Selection
##########

As the potential of sperical shell I and III are zero , I got two equation
Potential at shell I is zero hence $$K/r[q_1 + (2q/5) + (2q_3 /7)] =0$$
Potential at shell III is zero hence $$2K/7r[q_1 + q + q_3]=0$$

From this I got $q_1 =(-74q/25)$ and $q_3 = (-49q/25)$

asked Feb 6, 2017 in Physics Problems by koolman (4,286 points)
edited Feb 8, 2017 by koolman
I see only one equation here. ... So what do you do next?

Isn't this a trick question? The electric charge on II resides on the outer surface. So no charge is induced on I. There is no electric field between conductors I & II, so no energy is stored in this region.

Do you have a worked solution?
The potential of conductor I should be zero . I assumed charge of conductor I as q$_1$  so there will be charge induced that charge on conductor II would be -q$_1$ on inner side and q+q$_1$ on outer surface.

1 Answer

1 vote
Best answer

The arrangement can be viewed as two spherical capacitors in series.

Assume the charges on the inner and outer surfaces of the middle spherical shell are $q_1$ and $q_2$. The total charge on the middle shell is $q_1+q_2=q$. The charges induced on the inner and outer shells are $-q_1$ and $-q_2$ respectively.

The PD between the inner and outer shell of a spherical capacitor is $kQ(\frac{1}{a}-\frac{1}{b})$ where $Q$ is the charge on the inner shell and $a,b$ are the radii of inner and outer shells. So in this case the PDs between inner and middle shells and between middle and outer shells are
$V_1=k(-q_1)(\frac{1}{r}-\frac{1}{2.5r})= -\frac35 \frac{kq_1}{r}$
$V_2=k(+q_2)(\frac{1}{2.5r}-\frac{1}{3.5r})=\frac{4}{35} \frac{kq_2}{r}$.

##########

Dataset section
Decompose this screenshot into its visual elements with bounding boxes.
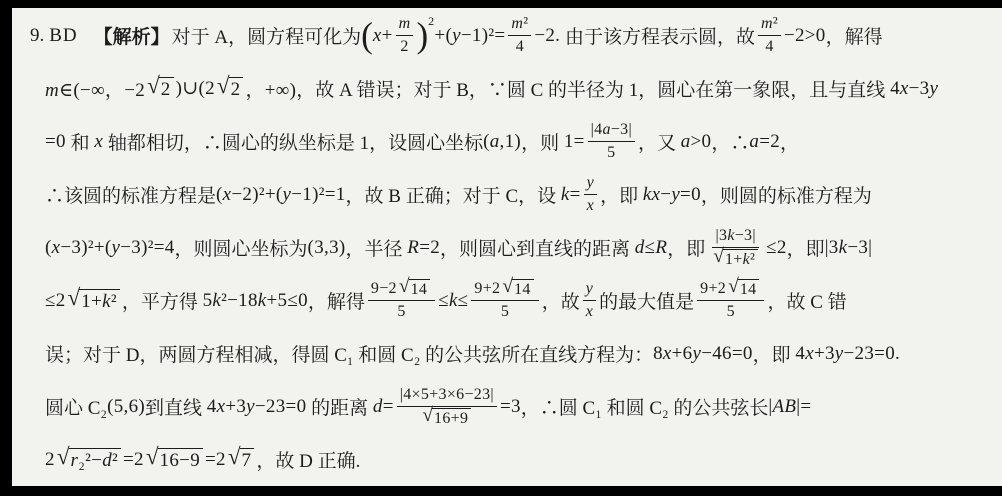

##########

Task set
• A. Do these statements agree with the spherical shell discussion? (i) The best answer treats the arrangement as two spherical capacitors in series. (ii) One commenter says the electric charge on II resides on the inner surface. (iii) The question was edited by someone other than the person who asked it. Answer yes or no for each, quoting the deciding words.
• B. In the spherical shell discussion, why does the commenter who calls it a trick question say no energy is stored between conductors I and II? Answer in one to three sentences.
• C. Resume the best answer in the spherical shell discussion, starting right after the expression given for $V_2$.
The material comes from a different source than the spherical shell discussion.

Results of the tasks
• A.
(i) Yes: "The arrangement can be viewed as two spherical capacitors in series."
(ii) No: "The electric charge on II resides on the outer surface."
(iii) No: "asked Feb 6, 2017 in Physics Problems by koolman" and "edited Feb 8, 2017 by koolman"

• B. The commenter says the electric charge on II resides on its outer surface, so no charge is induced on I. With no electric field between conductors I and II, no energy is stored in that region.

• C.
These PDs are equal (and opposite in sign) because the middle shell is common and the outer shells are at the same potential, so
$\frac35 \frac{kq_1}{r}=\frac{4}{35} \frac{kq_2}{r}$
$q_2= \frac{21}{4}q_1$.
Substituting into $q_1+q_2=q$ gives

The energies stored in capacitors 1 and 2 are
$U_1=\frac12q_1V_1=\frac{3}{10} \frac{kq_1^2}{r}$
$U_2=\frac12 q_2V_2=\frac{2}{35}\frac{kq_2^2}{r}$

Except for the discrepancy over the sign of $q_1$, which makes no difference to the answers, these expressions agree with the answers you have been given.

answered Feb 8, 2017 by sammy gerbil (28,746 points)
edited Feb 8, 2017 by sammy gerbil
What mistake I have done
Sorry, I don't know, because I do not understand how you got your equations. You have not provided enough detail in your explanation.

Why don't you post your solution (in detail) as an answer?  Then I can comment on it.
Now is it fine
No, I still do not understand how you got these equations.
I have just as equated the total potential at shell I and III to be zero .
How did you get the left hand side of each equation?
I want to know what you did. I do not want to spend time looking at other sites to try to figure out what you did. If you are not prepared to explain in detail what you did, I cannot help.
At shell I potential due to charge q$_1$ is Kq$_1$/r , due to q is 2Kq/5r and due to q$_3$ is 2Kq$_3$/7r  . The same way for shell III.
That is the potential at shell III due to charge q$_1$ , q and q$_3$ are 2Kq$_1$/7r , 2Kq/7r and 2Kq$_3$/7r respectively .

Now I have just added these potential and equated to zero
OK I understand what you have done now. You have used the Principle of Superposition.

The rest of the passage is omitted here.